What you need to do: Copy out the entries exactly, from the first line to the last.

Records shown:
——————————
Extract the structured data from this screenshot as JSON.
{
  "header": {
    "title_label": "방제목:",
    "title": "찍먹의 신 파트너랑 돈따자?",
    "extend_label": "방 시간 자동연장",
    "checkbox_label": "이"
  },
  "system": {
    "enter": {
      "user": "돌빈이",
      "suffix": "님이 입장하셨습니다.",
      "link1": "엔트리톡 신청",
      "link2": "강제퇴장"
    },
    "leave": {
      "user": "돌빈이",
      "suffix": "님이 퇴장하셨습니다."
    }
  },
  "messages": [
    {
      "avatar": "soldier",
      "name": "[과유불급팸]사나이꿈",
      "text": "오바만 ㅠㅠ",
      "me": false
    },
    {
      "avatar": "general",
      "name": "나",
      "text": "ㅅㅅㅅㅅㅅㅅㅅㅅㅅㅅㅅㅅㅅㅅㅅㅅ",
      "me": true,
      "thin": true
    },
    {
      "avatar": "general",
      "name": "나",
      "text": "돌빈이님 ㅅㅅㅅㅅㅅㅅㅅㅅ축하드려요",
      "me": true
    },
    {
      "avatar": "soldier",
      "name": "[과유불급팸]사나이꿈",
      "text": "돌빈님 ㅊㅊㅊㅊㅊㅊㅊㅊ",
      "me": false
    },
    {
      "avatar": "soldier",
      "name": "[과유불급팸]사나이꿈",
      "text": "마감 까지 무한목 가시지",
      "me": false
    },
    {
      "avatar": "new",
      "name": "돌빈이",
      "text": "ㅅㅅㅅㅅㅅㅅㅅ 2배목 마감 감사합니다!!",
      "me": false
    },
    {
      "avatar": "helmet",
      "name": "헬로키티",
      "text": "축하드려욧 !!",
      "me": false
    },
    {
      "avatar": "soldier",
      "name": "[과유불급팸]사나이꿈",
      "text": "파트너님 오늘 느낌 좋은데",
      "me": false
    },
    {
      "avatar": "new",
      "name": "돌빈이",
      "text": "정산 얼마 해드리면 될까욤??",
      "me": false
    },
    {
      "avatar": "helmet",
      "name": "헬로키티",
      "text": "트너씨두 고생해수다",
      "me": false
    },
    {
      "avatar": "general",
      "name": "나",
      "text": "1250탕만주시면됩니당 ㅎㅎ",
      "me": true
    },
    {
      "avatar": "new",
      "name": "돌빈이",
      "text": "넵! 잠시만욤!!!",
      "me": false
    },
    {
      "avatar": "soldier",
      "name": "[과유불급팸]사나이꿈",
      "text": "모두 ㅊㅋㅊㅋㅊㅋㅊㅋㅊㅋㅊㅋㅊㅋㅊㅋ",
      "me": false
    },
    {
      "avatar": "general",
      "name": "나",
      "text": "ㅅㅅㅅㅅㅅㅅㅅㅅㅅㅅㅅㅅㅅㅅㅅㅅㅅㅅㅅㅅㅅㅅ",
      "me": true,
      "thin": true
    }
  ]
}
——————————
Answer in full:
Extract the structured data from this screenshot as JSON.
{
  "header": {
    "title_label": "방제목:",
    "title": "찍먹의 신 파트너랑 돈따자?",
    "extend_label": "방 시간 자동연장",
    "checkbox_label": "이"
  },
  "system": {
    "enter": {
      "user": "돌빈이",
      "suffix": "님이 입장하셨습니다.",
      "link1": "엔트리톡 신청",
      "link2": "강제퇴장"
    },
    "leave": {
      "user": "돌빈이",
      "suffix": "님이 퇴장하셨습니다."
    }
  },
  "messages": [
    {
      "avatar": "soldier",
      "name": "[과유불급팸]사나이꿈",
      "text": "오바만 ㅠㅠ",
      "me": false
    },
    {
      "avatar": "general",
      "name": "나",
      "text": "ㅅㅅㅅㅅㅅㅅㅅㅅㅅㅅㅅㅅㅅㅅㅅㅅ",
      "me": true,
      "thin": true
    },
    {
      "avatar": "general",
      "name": "나",
      "text": "돌빈이님 ㅅㅅㅅㅅㅅㅅㅅㅅ축하드려요",
      "me": true
    },
    {
      "avatar": "soldier",
      "name": "[과유불급팸]사나이꿈",
      "text": "돌빈님 ㅊㅊㅊㅊㅊㅊㅊㅊ",
      "me": false
    },
    {
      "avatar": "soldier",
      "name": "[과유불급팸]사나이꿈",
      "text": "마감 까지 무한목 가시지",
      "me": false
    },
    {
      "avatar": "new",
      "name": "돌빈이",
      "text": "ㅅㅅㅅㅅㅅㅅㅅ 2배목 마감 감사합니다!!",
      "me": false
    },
    {
      "avatar": "helmet",
      "name": "헬로키티",
      "text": "축하드려욧 !!",
      "me": false
    },
    {
      "avatar": "soldier",
      "name": "[과유불급팸]사나이꿈",
      "text": "파트너님 오늘 느낌 좋은데",
      "me": false
    },
    {
      "avatar": "new",
      "name": "돌빈이",
      "text": "정산 얼마 해드리면 될까욤??",
      "me": false
    },
    {
      "avatar": "helmet",
      "name": "헬로키티",
      "text": "트너씨두 고생해수다",
      "me": false
    },
    {
      "avatar": "general",
      "name": "나",
      "text": "1250탕만주시면됩니당 ㅎㅎ",
      "me": true
    },
    {
      "avatar": "new",
      "name": "돌빈이",
      "text": "넵! 잠시만욤!!!",
      "me": false
    },
    {
      "avatar": "soldier",
      "name": "[과유불급팸]사나이꿈",
      "text": "모두 ㅊㅋㅊㅋㅊㅋㅊㅋㅊㅋㅊㅋㅊㅋㅊㅋ",
      "me": false
    },
    {
      "avatar": "general",
      "name": "나",
      "text": "ㅅㅅㅅㅅㅅㅅㅅㅅㅅㅅㅅㅅㅅㅅㅅㅅㅅㅅㅅㅅㅅㅅ",
      "me": true,
      "thin": true
    }
  ]
}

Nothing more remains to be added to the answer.